Task:
Omit all images. Transcribe the rest of the material below exactly.

--- start ---

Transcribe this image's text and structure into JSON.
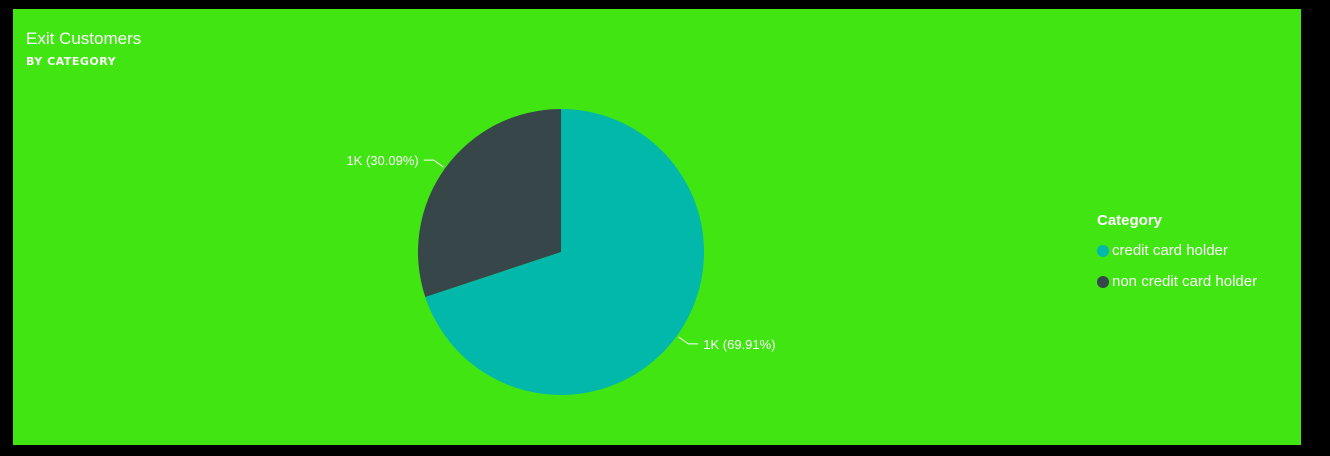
{
  "visual": {
    "title": "Exit Customers",
    "subtitle": "BY CATEGORY"
  },
  "chart_data": {
    "type": "pie",
    "categories": [
      "credit card holder",
      "non credit card holder"
    ],
    "values": [
      69.91,
      30.09
    ],
    "data_labels": [
      "1K (69.91%)",
      "1K (30.09%)"
    ],
    "colors": [
      "#01B8AA",
      "#374649"
    ],
    "legend_title": "Category",
    "legend_position": "right"
  },
  "legend": {
    "title": "Category",
    "items": [
      {
        "label": "credit card holder",
        "color": "#01B8AA"
      },
      {
        "label": "non credit card holder",
        "color": "#374649"
      }
    ]
  },
  "colors": {
    "background": "#40E512",
    "frame": "#000000",
    "text": "#FFFFFF"
  }
}
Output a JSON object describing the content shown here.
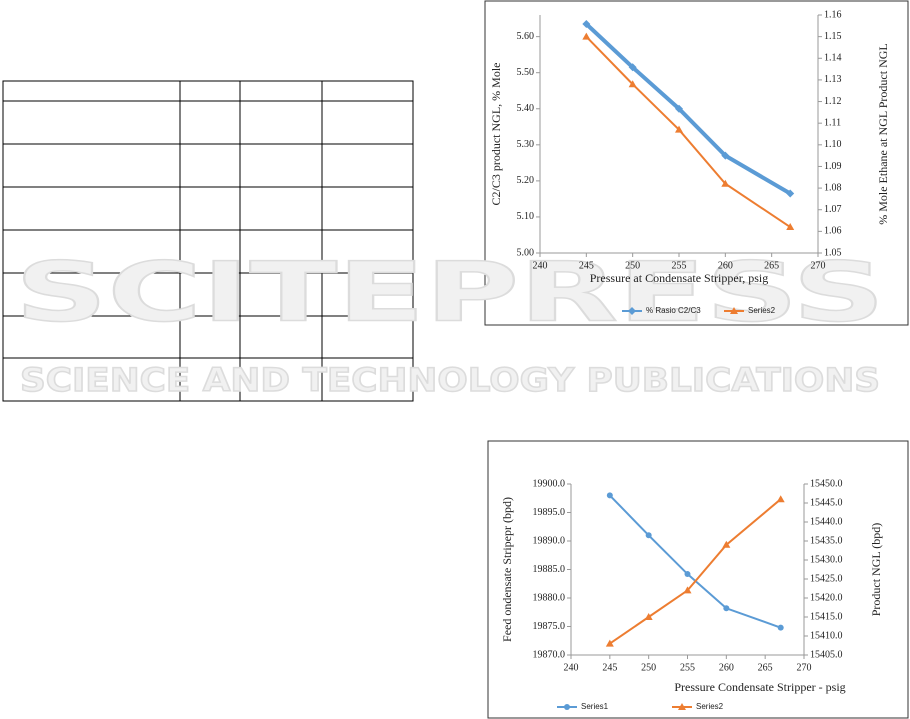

--- end ---

Output for this task:
Transcribe this image's text and structure into JSON.
{
  "visual": {
    "title": "Exit Customers",
    "subtitle": "BY CATEGORY"
  },
  "chart_data": {
    "type": "pie",
    "categories": [
      "credit card holder",
      "non credit card holder"
    ],
    "values": [
      69.91,
      30.09
    ],
    "data_labels": [
      "1K (69.91%)",
      "1K (30.09%)"
    ],
    "colors": [
      "#01B8AA",
      "#374649"
    ],
    "legend_title": "Category",
    "legend_position": "right"
  },
  "legend": {
    "title": "Category",
    "items": [
      {
        "label": "credit card holder",
        "color": "#01B8AA"
      },
      {
        "label": "non credit card holder",
        "color": "#374649"
      }
    ]
  },
  "colors": {
    "background": "#40E512",
    "frame": "#000000",
    "text": "#FFFFFF"
  }
}
Output a JSON object describing the content shown here.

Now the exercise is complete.